## Task to complete
Copy out all of the data below verbatim, line by line, and leave out the pictures.

# # # # # # #

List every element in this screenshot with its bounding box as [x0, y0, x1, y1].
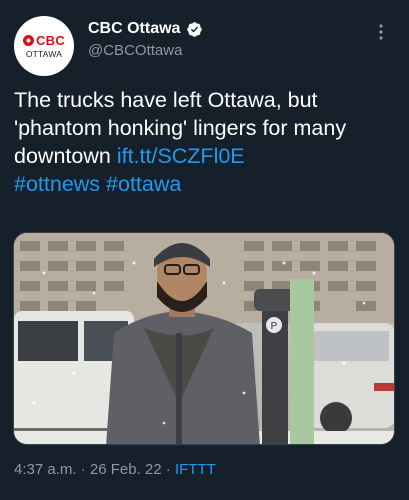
cbc-logo: CBC: [22, 33, 66, 48]
display-name[interactable]: CBC Ottawa: [88, 20, 180, 38]
tweet-timestamp: 4:37 a.m. · 26 Feb. 22 · IFTTT: [14, 461, 216, 478]
more-options-dots: [379, 24, 383, 40]
handle[interactable]: @CBCOttawa: [88, 42, 203, 59]
tweet-date[interactable]: 26 Feb. 22: [90, 461, 162, 478]
hashtag-ottawa[interactable]: #ottawa: [106, 172, 181, 196]
meta-separator-1: ·: [80, 461, 86, 478]
more-options-icon[interactable]: [371, 22, 391, 42]
meta-separator-2: ·: [165, 461, 171, 478]
avatar[interactable]: CBC OTTAWA: [14, 16, 74, 76]
hashtag-ottnews[interactable]: #ottnews: [14, 172, 100, 196]
photo-man-in-snow: P: [14, 233, 394, 444]
cbc-gem-icon: [22, 35, 34, 46]
avatar-sub-text: OTTAWA: [25, 49, 63, 59]
tweet-time[interactable]: 4:37 a.m.: [14, 461, 77, 478]
tweet-photo[interactable]: P: [13, 232, 395, 445]
tweet-link[interactable]: ift.tt/SCZFl0E: [117, 144, 245, 168]
svg-text:P: P: [271, 321, 278, 332]
tweet-source[interactable]: IFTTT: [175, 461, 216, 478]
tweet-header: CBC OTTAWA CBC Ottawa @CBCOttawa: [14, 16, 395, 76]
tweet-text: The trucks have left Ottawa, but 'phanto…: [14, 86, 398, 198]
verified-badge-icon: [187, 21, 203, 37]
author-block: CBC Ottawa @CBCOttawa: [88, 20, 203, 59]
avatar-logo-text: CBC: [35, 33, 66, 48]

# # # # # # #

## Exercise solution
List every element in this screenshot with its bounding box as [x0, y0, x1, y1].
cbc-logo: CBC: [22, 33, 66, 48]
display-name[interactable]: CBC Ottawa: [88, 20, 180, 38]
tweet-timestamp: 4:37 a.m. · 26 Feb. 22 · IFTTT: [14, 461, 216, 478]
more-options-dots: [379, 24, 383, 40]
handle[interactable]: @CBCOttawa: [88, 42, 203, 59]
tweet-date[interactable]: 26 Feb. 22: [90, 461, 162, 478]
hashtag-ottawa[interactable]: #ottawa: [106, 172, 181, 196]
meta-separator-1: ·: [80, 461, 86, 478]
more-options-icon[interactable]: [371, 22, 391, 42]
meta-separator-2: ·: [165, 461, 171, 478]
avatar[interactable]: CBC OTTAWA: [14, 16, 74, 76]
hashtag-ottnews[interactable]: #ottnews: [14, 172, 100, 196]
photo-man-in-snow: P: [14, 233, 394, 444]
cbc-gem-icon: [22, 35, 34, 46]
avatar-sub-text: OTTAWA: [25, 49, 63, 59]
tweet-time[interactable]: 4:37 a.m.: [14, 461, 77, 478]
tweet-photo[interactable]: P: [13, 232, 395, 445]
tweet-link[interactable]: ift.tt/SCZFl0E: [117, 144, 245, 168]
svg-text:P: P: [271, 321, 278, 332]
tweet-source[interactable]: IFTTT: [175, 461, 216, 478]
tweet-header: CBC OTTAWA CBC Ottawa @CBCOttawa: [14, 16, 395, 76]
tweet-text: The trucks have left Ottawa, but 'phanto…: [14, 86, 398, 198]
verified-badge-icon: [187, 21, 203, 37]
author-block: CBC Ottawa @CBCOttawa: [88, 20, 203, 59]
avatar-logo-text: CBC: [35, 33, 66, 48]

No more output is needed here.